Output only the lines from the line holding "Enumerate this screenshot's" through the close of the records, exactly as they appear, with all pictures omitted.
## Begin Entries provided
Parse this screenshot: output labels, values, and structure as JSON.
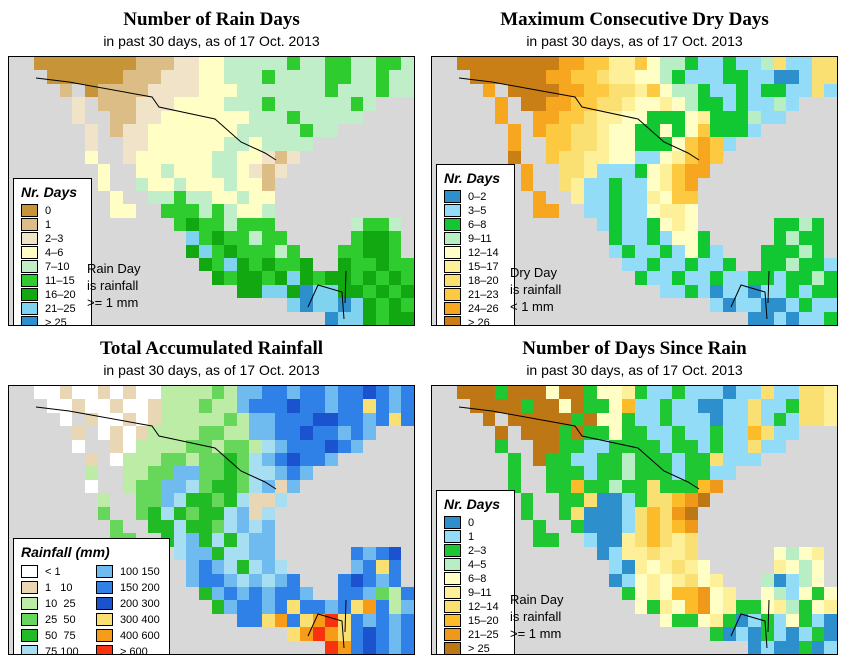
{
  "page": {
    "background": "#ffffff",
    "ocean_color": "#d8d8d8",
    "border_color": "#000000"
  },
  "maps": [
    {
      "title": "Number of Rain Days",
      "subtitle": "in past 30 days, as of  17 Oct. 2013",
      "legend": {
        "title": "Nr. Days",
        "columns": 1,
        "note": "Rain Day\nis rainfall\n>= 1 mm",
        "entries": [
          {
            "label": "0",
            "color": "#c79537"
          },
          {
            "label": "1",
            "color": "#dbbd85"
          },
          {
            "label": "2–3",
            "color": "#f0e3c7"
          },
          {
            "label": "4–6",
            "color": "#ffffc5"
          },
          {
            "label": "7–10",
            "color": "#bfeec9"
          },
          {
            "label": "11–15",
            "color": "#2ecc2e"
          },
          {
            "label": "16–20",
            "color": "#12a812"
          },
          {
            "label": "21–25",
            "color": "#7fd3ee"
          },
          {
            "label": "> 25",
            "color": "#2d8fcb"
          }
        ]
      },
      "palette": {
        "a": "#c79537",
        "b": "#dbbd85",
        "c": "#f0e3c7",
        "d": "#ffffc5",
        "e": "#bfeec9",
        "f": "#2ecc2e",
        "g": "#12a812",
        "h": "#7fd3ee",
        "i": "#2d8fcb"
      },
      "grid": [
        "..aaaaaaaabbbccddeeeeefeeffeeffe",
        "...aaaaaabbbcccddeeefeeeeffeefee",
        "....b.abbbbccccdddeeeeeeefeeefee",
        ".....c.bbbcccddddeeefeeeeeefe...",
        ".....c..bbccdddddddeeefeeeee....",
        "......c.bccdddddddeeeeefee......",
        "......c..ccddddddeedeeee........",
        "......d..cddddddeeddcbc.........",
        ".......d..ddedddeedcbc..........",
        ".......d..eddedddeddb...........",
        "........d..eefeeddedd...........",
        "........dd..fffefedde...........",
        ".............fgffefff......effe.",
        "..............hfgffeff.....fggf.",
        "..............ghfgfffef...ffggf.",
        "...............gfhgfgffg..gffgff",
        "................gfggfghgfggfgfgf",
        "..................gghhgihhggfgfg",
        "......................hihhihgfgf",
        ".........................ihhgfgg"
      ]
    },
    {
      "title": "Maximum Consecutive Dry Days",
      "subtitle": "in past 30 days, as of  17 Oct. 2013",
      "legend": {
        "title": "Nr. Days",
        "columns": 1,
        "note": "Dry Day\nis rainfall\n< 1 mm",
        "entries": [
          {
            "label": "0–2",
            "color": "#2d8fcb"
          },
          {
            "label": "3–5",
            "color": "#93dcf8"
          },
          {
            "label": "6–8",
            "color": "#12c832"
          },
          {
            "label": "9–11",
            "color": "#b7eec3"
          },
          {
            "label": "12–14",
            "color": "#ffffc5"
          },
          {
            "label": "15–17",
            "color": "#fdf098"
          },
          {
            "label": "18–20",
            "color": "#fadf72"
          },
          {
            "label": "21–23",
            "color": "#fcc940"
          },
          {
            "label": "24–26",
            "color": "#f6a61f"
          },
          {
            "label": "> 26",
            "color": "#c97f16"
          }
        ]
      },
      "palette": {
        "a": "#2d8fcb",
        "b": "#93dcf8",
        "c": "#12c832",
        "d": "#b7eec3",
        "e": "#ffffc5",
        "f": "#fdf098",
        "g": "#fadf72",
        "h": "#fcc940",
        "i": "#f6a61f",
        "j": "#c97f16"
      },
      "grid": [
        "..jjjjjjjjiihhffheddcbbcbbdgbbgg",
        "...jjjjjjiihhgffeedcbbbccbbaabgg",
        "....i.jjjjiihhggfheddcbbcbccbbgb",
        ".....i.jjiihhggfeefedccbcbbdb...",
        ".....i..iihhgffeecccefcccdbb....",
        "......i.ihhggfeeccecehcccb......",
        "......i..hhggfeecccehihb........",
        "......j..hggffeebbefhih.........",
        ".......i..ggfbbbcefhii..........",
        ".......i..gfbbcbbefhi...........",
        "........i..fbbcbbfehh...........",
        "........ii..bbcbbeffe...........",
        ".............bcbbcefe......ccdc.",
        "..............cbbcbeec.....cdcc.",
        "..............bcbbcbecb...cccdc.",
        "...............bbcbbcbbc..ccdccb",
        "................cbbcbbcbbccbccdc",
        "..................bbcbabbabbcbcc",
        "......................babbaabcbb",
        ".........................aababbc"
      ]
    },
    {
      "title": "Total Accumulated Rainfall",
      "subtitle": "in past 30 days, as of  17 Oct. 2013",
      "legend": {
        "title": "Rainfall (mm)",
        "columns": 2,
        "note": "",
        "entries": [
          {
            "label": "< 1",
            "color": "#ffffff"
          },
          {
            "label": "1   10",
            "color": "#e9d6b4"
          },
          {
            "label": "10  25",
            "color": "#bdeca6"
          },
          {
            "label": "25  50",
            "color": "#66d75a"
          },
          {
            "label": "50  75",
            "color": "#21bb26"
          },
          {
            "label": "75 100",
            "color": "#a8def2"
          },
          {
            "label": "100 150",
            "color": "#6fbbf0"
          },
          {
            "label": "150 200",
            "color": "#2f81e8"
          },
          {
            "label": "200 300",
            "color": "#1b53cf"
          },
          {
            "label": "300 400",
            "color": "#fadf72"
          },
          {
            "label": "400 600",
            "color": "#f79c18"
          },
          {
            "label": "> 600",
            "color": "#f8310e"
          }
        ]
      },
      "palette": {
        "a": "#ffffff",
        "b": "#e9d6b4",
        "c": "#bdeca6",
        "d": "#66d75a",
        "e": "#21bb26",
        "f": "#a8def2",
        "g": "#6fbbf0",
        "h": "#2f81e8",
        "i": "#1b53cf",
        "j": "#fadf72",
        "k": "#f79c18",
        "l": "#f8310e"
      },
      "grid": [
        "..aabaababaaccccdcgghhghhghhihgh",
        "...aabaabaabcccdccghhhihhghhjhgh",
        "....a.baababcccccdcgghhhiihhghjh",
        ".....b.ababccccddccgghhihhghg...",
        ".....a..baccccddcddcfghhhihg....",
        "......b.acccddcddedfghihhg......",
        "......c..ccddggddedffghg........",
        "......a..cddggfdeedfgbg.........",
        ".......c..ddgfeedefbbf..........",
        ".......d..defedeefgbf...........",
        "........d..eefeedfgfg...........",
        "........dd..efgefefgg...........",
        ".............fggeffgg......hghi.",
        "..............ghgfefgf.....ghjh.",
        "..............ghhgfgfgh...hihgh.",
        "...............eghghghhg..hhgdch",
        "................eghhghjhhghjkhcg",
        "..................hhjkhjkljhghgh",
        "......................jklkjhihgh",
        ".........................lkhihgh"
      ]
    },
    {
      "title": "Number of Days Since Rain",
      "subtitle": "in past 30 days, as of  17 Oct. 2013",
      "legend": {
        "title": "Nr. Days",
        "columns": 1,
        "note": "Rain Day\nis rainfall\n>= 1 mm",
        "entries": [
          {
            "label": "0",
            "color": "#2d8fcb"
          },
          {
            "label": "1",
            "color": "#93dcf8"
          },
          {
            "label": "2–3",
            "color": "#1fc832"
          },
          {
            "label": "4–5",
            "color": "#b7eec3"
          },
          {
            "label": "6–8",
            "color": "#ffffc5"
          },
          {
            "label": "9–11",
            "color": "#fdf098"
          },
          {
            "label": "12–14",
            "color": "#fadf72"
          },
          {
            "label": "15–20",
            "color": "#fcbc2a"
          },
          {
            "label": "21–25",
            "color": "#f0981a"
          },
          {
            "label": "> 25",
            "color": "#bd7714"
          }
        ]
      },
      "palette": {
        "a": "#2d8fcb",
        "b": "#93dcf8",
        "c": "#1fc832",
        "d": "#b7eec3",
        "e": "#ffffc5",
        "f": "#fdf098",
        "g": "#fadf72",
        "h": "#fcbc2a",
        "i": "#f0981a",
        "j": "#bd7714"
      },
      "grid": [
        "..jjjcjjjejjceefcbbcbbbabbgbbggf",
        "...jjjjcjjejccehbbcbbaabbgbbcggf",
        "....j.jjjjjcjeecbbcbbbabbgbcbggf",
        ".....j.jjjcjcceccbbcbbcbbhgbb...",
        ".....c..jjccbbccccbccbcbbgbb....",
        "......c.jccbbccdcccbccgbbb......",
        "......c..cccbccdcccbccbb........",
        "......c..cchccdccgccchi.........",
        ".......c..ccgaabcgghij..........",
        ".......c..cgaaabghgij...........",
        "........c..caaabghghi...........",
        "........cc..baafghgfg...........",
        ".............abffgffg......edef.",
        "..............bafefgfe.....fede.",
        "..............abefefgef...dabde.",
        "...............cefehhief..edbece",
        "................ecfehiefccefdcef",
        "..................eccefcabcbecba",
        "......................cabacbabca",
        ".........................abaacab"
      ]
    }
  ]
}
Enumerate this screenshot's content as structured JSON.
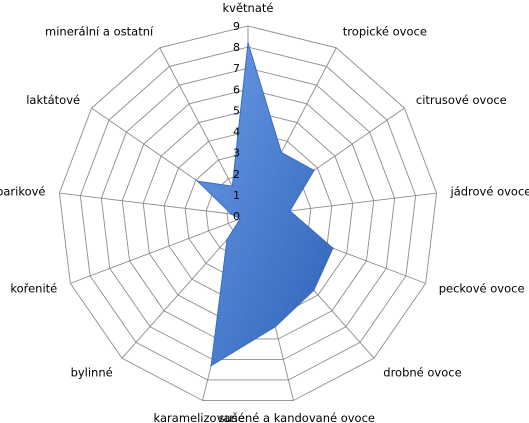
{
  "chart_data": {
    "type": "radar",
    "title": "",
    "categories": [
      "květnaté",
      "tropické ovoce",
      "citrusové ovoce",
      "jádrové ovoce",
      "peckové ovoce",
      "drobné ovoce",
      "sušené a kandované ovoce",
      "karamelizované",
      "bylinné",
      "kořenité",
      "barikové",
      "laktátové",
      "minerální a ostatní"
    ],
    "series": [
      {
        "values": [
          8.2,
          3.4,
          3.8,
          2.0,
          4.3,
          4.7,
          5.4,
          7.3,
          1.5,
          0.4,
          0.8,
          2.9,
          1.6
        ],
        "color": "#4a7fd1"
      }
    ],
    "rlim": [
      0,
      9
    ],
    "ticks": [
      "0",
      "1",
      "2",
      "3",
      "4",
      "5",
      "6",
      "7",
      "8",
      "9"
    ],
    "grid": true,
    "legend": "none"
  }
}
## End Entries provided
* Problem solution *
Enumerate this screenshot's content as structured JSON.
{
  "chart_data": {
    "type": "radar",
    "title": "",
    "categories": [
      "květnaté",
      "tropické ovoce",
      "citrusové ovoce",
      "jádrové ovoce",
      "peckové ovoce",
      "drobné ovoce",
      "sušené a kandované ovoce",
      "karamelizované",
      "bylinné",
      "kořenité",
      "barikové",
      "laktátové",
      "minerální a ostatní"
    ],
    "series": [
      {
        "values": [
          8.2,
          3.4,
          3.8,
          2.0,
          4.3,
          4.7,
          5.4,
          7.3,
          1.5,
          0.4,
          0.8,
          2.9,
          1.6
        ],
        "color": "#4a7fd1"
      }
    ],
    "rlim": [
      0,
      9
    ],
    "ticks": [
      "0",
      "1",
      "2",
      "3",
      "4",
      "5",
      "6",
      "7",
      "8",
      "9"
    ],
    "grid": true,
    "legend": "none"
  }
}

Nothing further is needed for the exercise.